[Exercise requirements]
Any picture among the records should be left out, please; retype the rest exactly.
═════ Task inputs ═════
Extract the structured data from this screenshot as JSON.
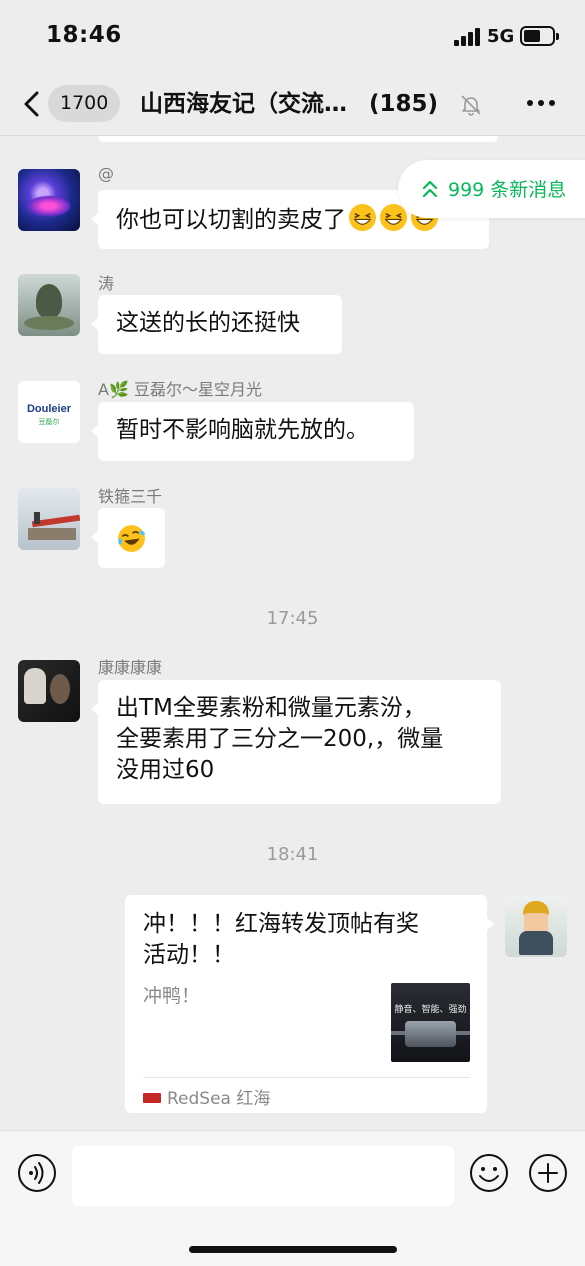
{
  "status_bar": {
    "time": "18:46",
    "network": "5G"
  },
  "nav": {
    "unread_count": "1700",
    "title": "山西海友记（交流…",
    "member_count": "(185)"
  },
  "new_messages_pill": "999 条新消息",
  "messages": [
    {
      "sender": "@",
      "text": "你也可以切割的卖皮了",
      "emoji_count": 3
    },
    {
      "sender": "涛",
      "text": "这送的长的还挺快"
    },
    {
      "sender": "A🌿 豆磊尔～星空月光",
      "text": "暂时不影响脑就先放的。",
      "avatar_brand": "Douleier",
      "avatar_brand_sub": "豆磊尔"
    },
    {
      "sender": "铁箍三千",
      "emoji": "crying-laughing-face"
    },
    {
      "sender": "康康康康",
      "text_lines": [
        "出TM全要素粉和微量元素汾，",
        "全要素用了三分之一200,，微量",
        "没用过60"
      ]
    }
  ],
  "time_dividers": [
    "17:45",
    "18:41"
  ],
  "outgoing_card": {
    "title_lines": [
      "冲！！！红海转发顶帖有奖",
      "活动！！"
    ],
    "description": "冲鸭！",
    "thumbnail_text": "静音、智能、强劲",
    "source": "RedSea 红海"
  },
  "colors": {
    "accent_green": "#07b95a",
    "background": "#ededed",
    "bubble": "#ffffff"
  }
}
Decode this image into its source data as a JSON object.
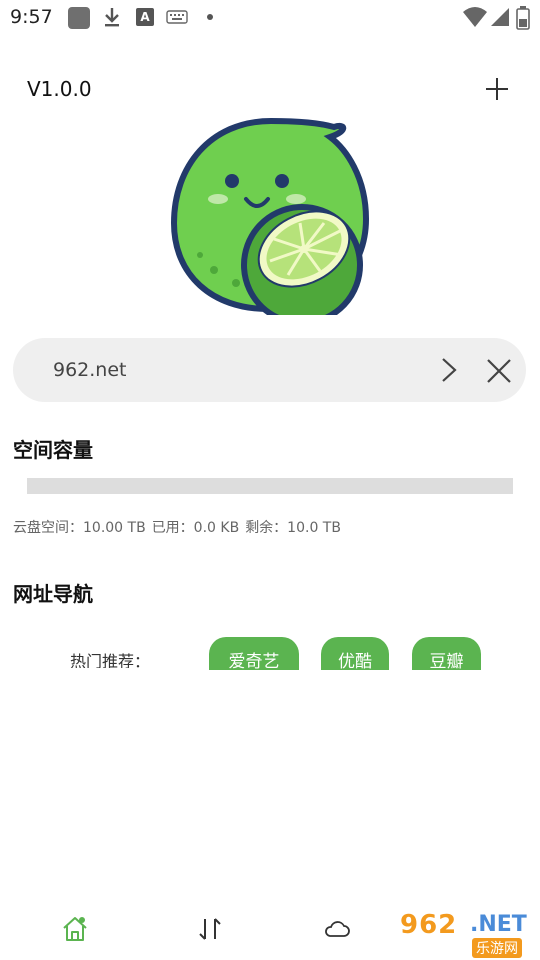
{
  "status_bar": {
    "time": "9:57",
    "icons": [
      "photo-icon",
      "download-icon",
      "font-icon",
      "keyboard-icon",
      "dot-icon",
      "wifi-icon",
      "signal-icon",
      "battery-icon"
    ],
    "a_glyph": "A"
  },
  "header": {
    "version": "V1.0.0",
    "add_icon": "plus-icon"
  },
  "search": {
    "value": "962.net",
    "go_icon": "chevron-right-icon",
    "clear_icon": "close-icon"
  },
  "capacity": {
    "title": "空间容量",
    "used_fraction": 0.0,
    "cloud_label": "云盘空间：10.00 TB",
    "used_label": "已用：0.0 KB",
    "remaining_label": "剩余：10.0 TB"
  },
  "nav": {
    "title": "网址导航",
    "recommend_label": "热门推荐：",
    "sites": [
      "爱奇艺",
      "优酷",
      "豆瓣"
    ]
  },
  "bottom_nav": {
    "items": [
      "home-icon",
      "transfer-icon",
      "cloud-icon"
    ]
  },
  "watermark": {
    "number": "962",
    "domain": ".NET",
    "site_name": "乐游网"
  },
  "colors": {
    "accent": "#5bb450",
    "search_bg": "#efefef",
    "progress_track": "#dddddd",
    "lime_body": "#6fcf4f",
    "lime_outline": "#223a6a"
  }
}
═════
[Answer for this exercise]
Extract the structured data from this screenshot as JSON.
{
  "status_bar": {
    "time": "18:46",
    "network": "5G"
  },
  "nav": {
    "unread_count": "1700",
    "title": "山西海友记（交流…",
    "member_count": "(185)"
  },
  "new_messages_pill": "999 条新消息",
  "messages": [
    {
      "sender": "@",
      "text": "你也可以切割的卖皮了",
      "emoji_count": 3
    },
    {
      "sender": "涛",
      "text": "这送的长的还挺快"
    },
    {
      "sender": "A🌿 豆磊尔～星空月光",
      "text": "暂时不影响脑就先放的。",
      "avatar_brand": "Douleier",
      "avatar_brand_sub": "豆磊尔"
    },
    {
      "sender": "铁箍三千",
      "emoji": "crying-laughing-face"
    },
    {
      "sender": "康康康康",
      "text_lines": [
        "出TM全要素粉和微量元素汾，",
        "全要素用了三分之一200,，微量",
        "没用过60"
      ]
    }
  ],
  "time_dividers": [
    "17:45",
    "18:41"
  ],
  "outgoing_card": {
    "title_lines": [
      "冲！！！红海转发顶帖有奖",
      "活动！！"
    ],
    "description": "冲鸭！",
    "thumbnail_text": "静音、智能、强劲",
    "source": "RedSea 红海"
  },
  "colors": {
    "accent_green": "#07b95a",
    "background": "#ededed",
    "bubble": "#ffffff"
  }
}
Decode this image into its source data as a JSON object.
{
  "status_bar": {
    "time": "9:57",
    "icons": [
      "photo-icon",
      "download-icon",
      "font-icon",
      "keyboard-icon",
      "dot-icon",
      "wifi-icon",
      "signal-icon",
      "battery-icon"
    ],
    "a_glyph": "A"
  },
  "header": {
    "version": "V1.0.0",
    "add_icon": "plus-icon"
  },
  "search": {
    "value": "962.net",
    "go_icon": "chevron-right-icon",
    "clear_icon": "close-icon"
  },
  "capacity": {
    "title": "空间容量",
    "used_fraction": 0.0,
    "cloud_label": "云盘空间：10.00 TB",
    "used_label": "已用：0.0 KB",
    "remaining_label": "剩余：10.0 TB"
  },
  "nav": {
    "title": "网址导航",
    "recommend_label": "热门推荐：",
    "sites": [
      "爱奇艺",
      "优酷",
      "豆瓣"
    ]
  },
  "bottom_nav": {
    "items": [
      "home-icon",
      "transfer-icon",
      "cloud-icon"
    ]
  },
  "watermark": {
    "number": "962",
    "domain": ".NET",
    "site_name": "乐游网"
  },
  "colors": {
    "accent": "#5bb450",
    "search_bg": "#efefef",
    "progress_track": "#dddddd",
    "lime_body": "#6fcf4f",
    "lime_outline": "#223a6a"
  }
}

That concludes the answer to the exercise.